── MATERIALS PROVIDED

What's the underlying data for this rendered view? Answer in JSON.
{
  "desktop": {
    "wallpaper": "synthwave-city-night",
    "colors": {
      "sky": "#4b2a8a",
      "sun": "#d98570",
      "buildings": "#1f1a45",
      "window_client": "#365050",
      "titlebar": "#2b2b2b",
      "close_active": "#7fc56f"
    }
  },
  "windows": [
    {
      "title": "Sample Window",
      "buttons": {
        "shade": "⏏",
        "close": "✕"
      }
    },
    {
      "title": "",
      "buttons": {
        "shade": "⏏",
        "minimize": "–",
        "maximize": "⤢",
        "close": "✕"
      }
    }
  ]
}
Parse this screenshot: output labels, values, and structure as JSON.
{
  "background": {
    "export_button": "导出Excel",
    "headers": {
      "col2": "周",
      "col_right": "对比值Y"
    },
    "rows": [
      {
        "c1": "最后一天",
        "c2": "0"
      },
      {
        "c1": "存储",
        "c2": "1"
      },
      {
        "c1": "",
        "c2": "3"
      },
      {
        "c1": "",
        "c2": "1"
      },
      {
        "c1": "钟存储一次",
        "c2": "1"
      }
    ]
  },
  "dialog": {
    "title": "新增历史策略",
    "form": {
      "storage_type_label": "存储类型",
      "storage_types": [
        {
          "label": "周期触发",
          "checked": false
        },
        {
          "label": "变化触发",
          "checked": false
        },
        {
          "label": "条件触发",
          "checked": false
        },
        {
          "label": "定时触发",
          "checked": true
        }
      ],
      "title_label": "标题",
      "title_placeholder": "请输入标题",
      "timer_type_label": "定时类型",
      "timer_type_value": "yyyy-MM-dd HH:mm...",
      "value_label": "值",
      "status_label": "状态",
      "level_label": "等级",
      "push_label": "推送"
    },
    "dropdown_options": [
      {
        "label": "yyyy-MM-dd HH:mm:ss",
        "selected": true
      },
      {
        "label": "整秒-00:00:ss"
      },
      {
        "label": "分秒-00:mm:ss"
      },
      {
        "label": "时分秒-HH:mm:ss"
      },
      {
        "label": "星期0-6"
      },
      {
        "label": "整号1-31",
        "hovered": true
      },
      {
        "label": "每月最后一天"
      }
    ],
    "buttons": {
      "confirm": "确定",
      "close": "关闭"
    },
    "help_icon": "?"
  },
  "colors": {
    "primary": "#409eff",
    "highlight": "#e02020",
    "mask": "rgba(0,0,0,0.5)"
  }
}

────

### SHORT EXERCISE
Reproduce every line of the material above exactly.

### FULL RESPONSE
What's the underlying data for this rendered view? Answer in JSON.
{
  "desktop": {
    "wallpaper": "synthwave-city-night",
    "colors": {
      "sky": "#4b2a8a",
      "sun": "#d98570",
      "buildings": "#1f1a45",
      "window_client": "#365050",
      "titlebar": "#2b2b2b",
      "close_active": "#7fc56f"
    }
  },
  "windows": [
    {
      "title": "Sample Window",
      "buttons": {
        "shade": "⏏",
        "close": "✕"
      }
    },
    {
      "title": "",
      "buttons": {
        "shade": "⏏",
        "minimize": "–",
        "maximize": "⤢",
        "close": "✕"
      }
    }
  ]
}
Parse this screenshot: output labels, values, and structure as JSON.
{
  "background": {
    "export_button": "导出Excel",
    "headers": {
      "col2": "周",
      "col_right": "对比值Y"
    },
    "rows": [
      {
        "c1": "最后一天",
        "c2": "0"
      },
      {
        "c1": "存储",
        "c2": "1"
      },
      {
        "c1": "",
        "c2": "3"
      },
      {
        "c1": "",
        "c2": "1"
      },
      {
        "c1": "钟存储一次",
        "c2": "1"
      }
    ]
  },
  "dialog": {
    "title": "新增历史策略",
    "form": {
      "storage_type_label": "存储类型",
      "storage_types": [
        {
          "label": "周期触发",
          "checked": false
        },
        {
          "label": "变化触发",
          "checked": false
        },
        {
          "label": "条件触发",
          "checked": false
        },
        {
          "label": "定时触发",
          "checked": true
        }
      ],
      "title_label": "标题",
      "title_placeholder": "请输入标题",
      "timer_type_label": "定时类型",
      "timer_type_value": "yyyy-MM-dd HH:mm...",
      "value_label": "值",
      "status_label": "状态",
      "level_label": "等级",
      "push_label": "推送"
    },
    "dropdown_options": [
      {
        "label": "yyyy-MM-dd HH:mm:ss",
        "selected": true
      },
      {
        "label": "整秒-00:00:ss"
      },
      {
        "label": "分秒-00:mm:ss"
      },
      {
        "label": "时分秒-HH:mm:ss"
      },
      {
        "label": "星期0-6"
      },
      {
        "label": "整号1-31",
        "hovered": true
      },
      {
        "label": "每月最后一天"
      }
    ],
    "buttons": {
      "confirm": "确定",
      "close": "关闭"
    },
    "help_icon": "?"
  },
  "colors": {
    "primary": "#409eff",
    "highlight": "#e02020",
    "mask": "rgba(0,0,0,0.5)"
  }
}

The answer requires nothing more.